_EXERCISE_
Output every entry exactly as written, skipping any pictures.

Records from a data collection:

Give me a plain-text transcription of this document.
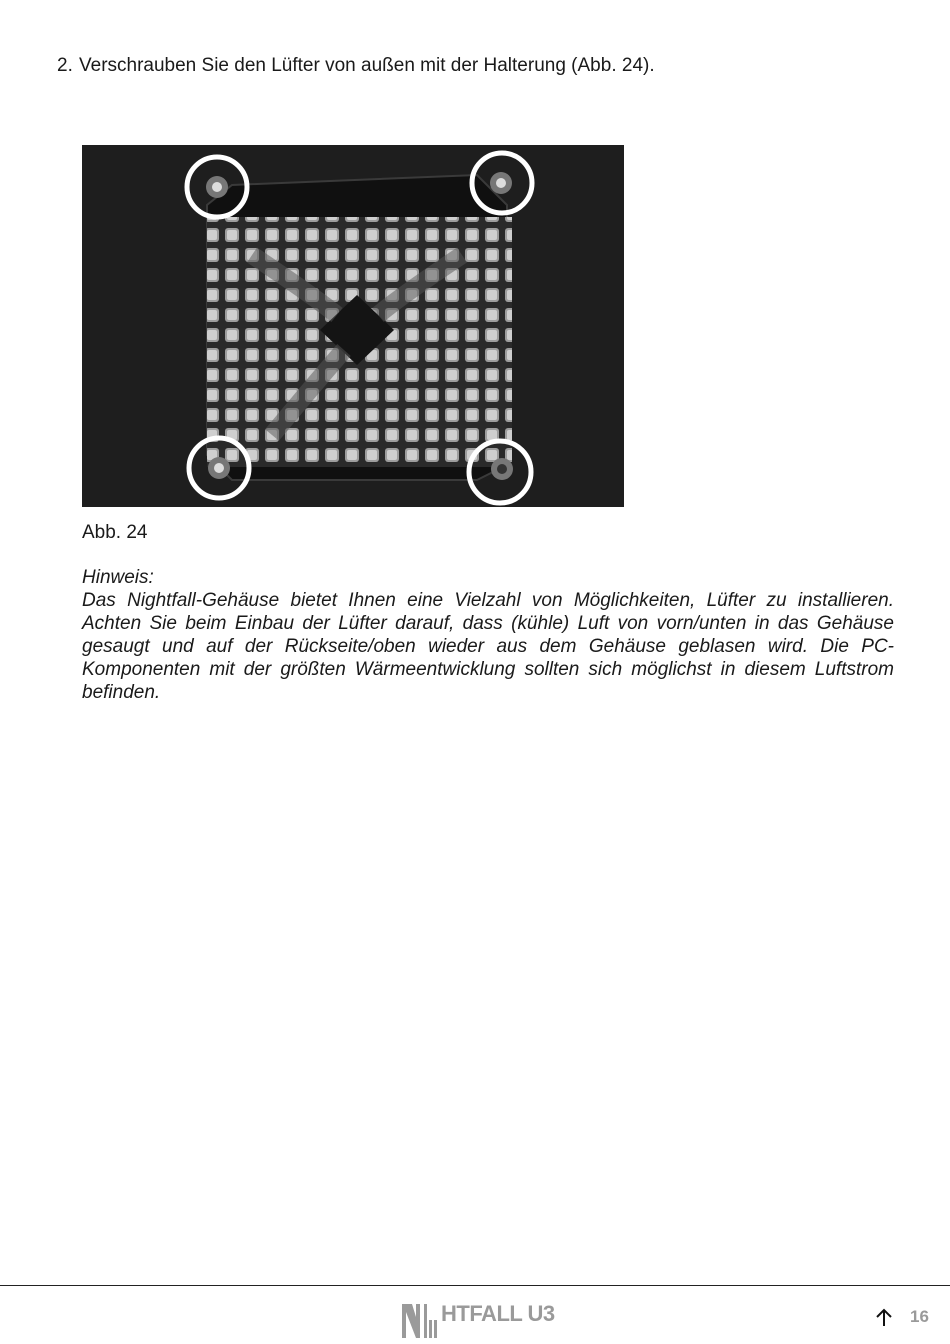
2. Verschrauben Sie den Lüfter von außen mit der Halterung (Abb. 24).

Abb. 24

Hinweis:
Das Nightfall-Gehäuse bietet Ihnen eine Vielzahl von Möglichkeiten, Lüfter zu installieren. Achten Sie beim Einbau der Lüfter darauf, dass (kühle) Luft von vorn/unten in das Gehäuse gesaugt und auf der Rückseite/oben wieder aus dem Gehäuse geblasen wird. Die PC-Komponenten mit der größten Wärmeentwicklung sollten sich möglichst in diesem Luftstrom befinden.
HTFALL U3	16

_RESPONSE_
Give me a plain-text transcription of this document.
2. Verschrauben Sie den Lüfter von außen mit der Halterung (Abb. 24).

Abb. 24

Hinweis:
Das Nightfall-Gehäuse bietet Ihnen eine Vielzahl von Möglichkeiten, Lüfter zu installieren. Achten Sie beim Einbau der Lüfter darauf, dass (kühle) Luft von vorn/unten in das Gehäuse gesaugt und auf der Rückseite/oben wieder aus dem Gehäuse geblasen wird. Die PC-Komponenten mit der größten Wärmeentwicklung sollten sich möglichst in diesem Luftstrom befinden.
HTFALL U3	16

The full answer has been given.